(Stored data)
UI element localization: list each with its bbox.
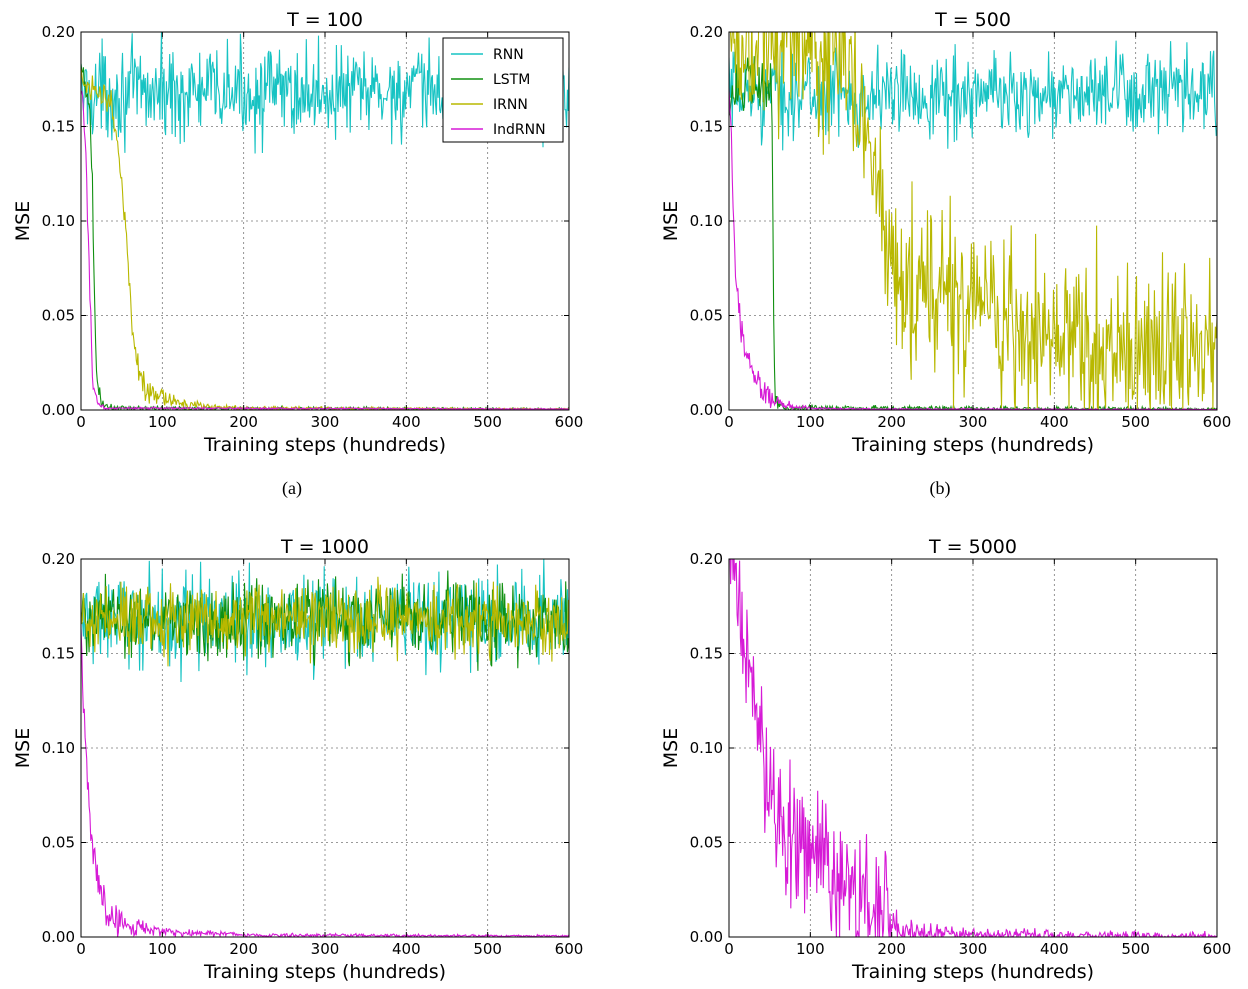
legend-label-lstm: LSTM xyxy=(493,72,530,88)
panel-t500: 0 100 200 300 400 500 600 0.00 0.05 0.10 0.15 0.20 T… xyxy=(660,9,1232,456)
y-tick-label: 0.05 xyxy=(42,307,75,325)
x-axis-label: Training steps (hundreds) xyxy=(851,434,1094,456)
panel-t5000: 0 100 200 300 400 500 600 0.00 0.05 0.10 0.15 0.20 T… xyxy=(660,536,1232,983)
y-tick-label: 0.15 xyxy=(690,645,723,663)
y-tick-label: 0.15 xyxy=(42,645,75,663)
x-tick-label: 600 xyxy=(1203,940,1232,958)
x-tick-label: 300 xyxy=(959,940,988,958)
x-tick-label: 200 xyxy=(877,940,906,958)
y-axis-label: MSE xyxy=(660,728,682,768)
y-tick-label: 0.20 xyxy=(42,23,75,41)
caption-b: (b) xyxy=(929,478,951,498)
y-axis-label: MSE xyxy=(660,201,682,241)
y-tick-label: 0.10 xyxy=(690,739,723,757)
legend-label-indrnn: IndRNN xyxy=(493,122,546,138)
y-axis-label: MSE xyxy=(12,728,34,768)
x-tick-label: 400 xyxy=(1040,940,1069,958)
x-tick-label: 0 xyxy=(724,413,734,431)
chart-title: T = 1000 xyxy=(280,536,369,558)
y-tick-label: 0.20 xyxy=(690,550,723,568)
x-tick-label: 500 xyxy=(1121,940,1150,958)
x-tick-label: 300 xyxy=(311,940,340,958)
x-tick-label: 100 xyxy=(796,413,825,431)
y-tick-label: 0.05 xyxy=(690,307,723,325)
x-tick-label: 400 xyxy=(1040,413,1069,431)
y-tick-label: 0.10 xyxy=(42,212,75,230)
series-line-rnn xyxy=(81,559,569,683)
x-tick-label: 0 xyxy=(724,940,734,958)
x-tick-label: 100 xyxy=(148,413,177,431)
legend-box xyxy=(442,37,564,143)
series-line-irnn xyxy=(729,32,1217,410)
y-tick-label: 0.05 xyxy=(42,834,75,852)
y-tick-label: 0.10 xyxy=(690,212,723,230)
panel-t100: 0 100 200 300 400 500 600 0.00 0.05 0.10 0.15 0.20 T… xyxy=(12,9,583,456)
y-tick-label: 0.20 xyxy=(42,550,75,568)
y-tick-label: 0.00 xyxy=(690,928,723,946)
x-tick-label: 100 xyxy=(148,940,177,958)
chart-title: T = 100 xyxy=(286,9,363,31)
legend: RNN LSTM IRNN IndRNN xyxy=(442,37,564,143)
x-tick-label: 600 xyxy=(555,413,584,431)
y-axis-label: MSE xyxy=(12,201,34,241)
x-tick-label: 400 xyxy=(392,413,421,431)
x-axis-label: Training steps (hundreds) xyxy=(203,434,446,456)
y-tick-label: 0.00 xyxy=(42,928,75,946)
y-tick-label: 0.20 xyxy=(690,23,723,41)
x-tick-label: 200 xyxy=(229,413,258,431)
caption-a: (a) xyxy=(282,478,302,498)
legend-label-irnn: IRNN xyxy=(493,97,528,113)
panel-t1000: 0 100 200 300 400 500 600 0.00 0.05 0.10 0.15 0.20 T… xyxy=(12,536,583,983)
x-axis-label: Training steps (hundreds) xyxy=(851,961,1094,983)
y-tick-label: 0.10 xyxy=(42,739,75,757)
x-tick-label: 0 xyxy=(76,940,86,958)
x-tick-label: 600 xyxy=(1203,413,1232,431)
x-tick-label: 500 xyxy=(473,413,502,431)
x-tick-label: 100 xyxy=(796,940,825,958)
x-tick-label: 300 xyxy=(311,413,340,431)
x-tick-label: 500 xyxy=(473,940,502,958)
x-tick-label: 600 xyxy=(555,940,584,958)
x-tick-label: 200 xyxy=(229,940,258,958)
y-tick-label: 0.05 xyxy=(690,834,723,852)
series-line-irnn xyxy=(81,576,569,667)
y-tick-label: 0.00 xyxy=(42,401,75,419)
y-tick-label: 0.15 xyxy=(690,118,723,136)
legend-label-rnn: RNN xyxy=(493,47,524,63)
x-tick-label: 400 xyxy=(392,940,421,958)
series-line-rnn xyxy=(729,40,1217,151)
x-tick-label: 500 xyxy=(1121,413,1150,431)
chart-title: T = 5000 xyxy=(928,536,1017,558)
y-tick-label: 0.00 xyxy=(690,401,723,419)
x-tick-label: 200 xyxy=(877,413,906,431)
chart-title: T = 500 xyxy=(934,9,1011,31)
x-tick-label: 300 xyxy=(959,413,988,431)
y-tick-label: 0.15 xyxy=(42,118,75,136)
x-axis-label: Training steps (hundreds) xyxy=(203,961,446,983)
x-tick-label: 0 xyxy=(76,413,86,431)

What you are asked to do: Reproduce these records line for line with no changes, omitting the pictures from your answer.

Finished answer:
UI element localization: list each with its bbox.
legend-label-lstm: LSTM xyxy=(493,72,530,88)
panel-t500: 0 100 200 300 400 500 600 0.00 0.05 0.10 0.15 0.20 T… xyxy=(660,9,1232,456)
y-tick-label: 0.05 xyxy=(42,307,75,325)
x-axis-label: Training steps (hundreds) xyxy=(851,434,1094,456)
panel-t5000: 0 100 200 300 400 500 600 0.00 0.05 0.10 0.15 0.20 T… xyxy=(660,536,1232,983)
y-tick-label: 0.15 xyxy=(690,645,723,663)
y-tick-label: 0.15 xyxy=(42,645,75,663)
x-tick-label: 600 xyxy=(1203,940,1232,958)
x-tick-label: 300 xyxy=(959,940,988,958)
x-tick-label: 200 xyxy=(877,940,906,958)
y-axis-label: MSE xyxy=(660,728,682,768)
y-tick-label: 0.20 xyxy=(42,23,75,41)
caption-b: (b) xyxy=(929,478,951,498)
y-axis-label: MSE xyxy=(660,201,682,241)
y-tick-label: 0.10 xyxy=(690,739,723,757)
legend-label-indrnn: IndRNN xyxy=(493,122,546,138)
y-axis-label: MSE xyxy=(12,728,34,768)
x-tick-label: 400 xyxy=(1040,940,1069,958)
x-tick-label: 0 xyxy=(724,413,734,431)
chart-title: T = 1000 xyxy=(280,536,369,558)
y-tick-label: 0.20 xyxy=(690,550,723,568)
x-tick-label: 500 xyxy=(1121,940,1150,958)
x-tick-label: 300 xyxy=(311,940,340,958)
x-tick-label: 100 xyxy=(796,413,825,431)
y-tick-label: 0.05 xyxy=(690,307,723,325)
x-tick-label: 400 xyxy=(1040,413,1069,431)
y-tick-label: 0.10 xyxy=(42,212,75,230)
series-line-rnn xyxy=(81,559,569,683)
x-tick-label: 0 xyxy=(724,940,734,958)
x-tick-label: 100 xyxy=(148,413,177,431)
legend-box xyxy=(442,37,564,143)
series-line-irnn xyxy=(729,32,1217,410)
y-tick-label: 0.05 xyxy=(42,834,75,852)
y-tick-label: 0.10 xyxy=(690,212,723,230)
panel-t100: 0 100 200 300 400 500 600 0.00 0.05 0.10 0.15 0.20 T… xyxy=(12,9,583,456)
y-tick-label: 0.20 xyxy=(42,550,75,568)
y-tick-label: 0.00 xyxy=(690,928,723,946)
x-tick-label: 100 xyxy=(148,940,177,958)
chart-title: T = 100 xyxy=(286,9,363,31)
legend: RNN LSTM IRNN IndRNN xyxy=(442,37,564,143)
x-tick-label: 600 xyxy=(555,413,584,431)
y-axis-label: MSE xyxy=(12,201,34,241)
x-tick-label: 400 xyxy=(392,413,421,431)
x-axis-label: Training steps (hundreds) xyxy=(203,434,446,456)
y-tick-label: 0.00 xyxy=(42,928,75,946)
y-tick-label: 0.20 xyxy=(690,23,723,41)
x-tick-label: 200 xyxy=(229,413,258,431)
caption-a: (a) xyxy=(282,478,302,498)
legend-label-irnn: IRNN xyxy=(493,97,528,113)
panel-t1000: 0 100 200 300 400 500 600 0.00 0.05 0.10 0.15 0.20 T… xyxy=(12,536,583,983)
x-axis-label: Training steps (hundreds) xyxy=(851,961,1094,983)
y-tick-label: 0.10 xyxy=(42,739,75,757)
x-tick-label: 0 xyxy=(76,940,86,958)
x-tick-label: 600 xyxy=(1203,413,1232,431)
x-tick-label: 500 xyxy=(473,413,502,431)
x-tick-label: 100 xyxy=(796,940,825,958)
x-tick-label: 300 xyxy=(311,413,340,431)
x-tick-label: 500 xyxy=(473,940,502,958)
x-tick-label: 600 xyxy=(555,940,584,958)
x-tick-label: 200 xyxy=(229,940,258,958)
y-tick-label: 0.05 xyxy=(690,834,723,852)
series-line-irnn xyxy=(81,576,569,667)
y-tick-label: 0.00 xyxy=(42,401,75,419)
y-tick-label: 0.15 xyxy=(690,118,723,136)
legend-label-rnn: RNN xyxy=(493,47,524,63)
x-tick-label: 400 xyxy=(392,940,421,958)
series-line-rnn xyxy=(729,40,1217,151)
x-tick-label: 500 xyxy=(1121,413,1150,431)
chart-title: T = 5000 xyxy=(928,536,1017,558)
y-tick-label: 0.00 xyxy=(690,401,723,419)
x-tick-label: 200 xyxy=(877,413,906,431)
chart-title: T = 500 xyxy=(934,9,1011,31)
x-tick-label: 300 xyxy=(959,413,988,431)
y-tick-label: 0.15 xyxy=(42,118,75,136)
x-axis-label: Training steps (hundreds) xyxy=(203,961,446,983)
x-tick-label: 0 xyxy=(76,413,86,431)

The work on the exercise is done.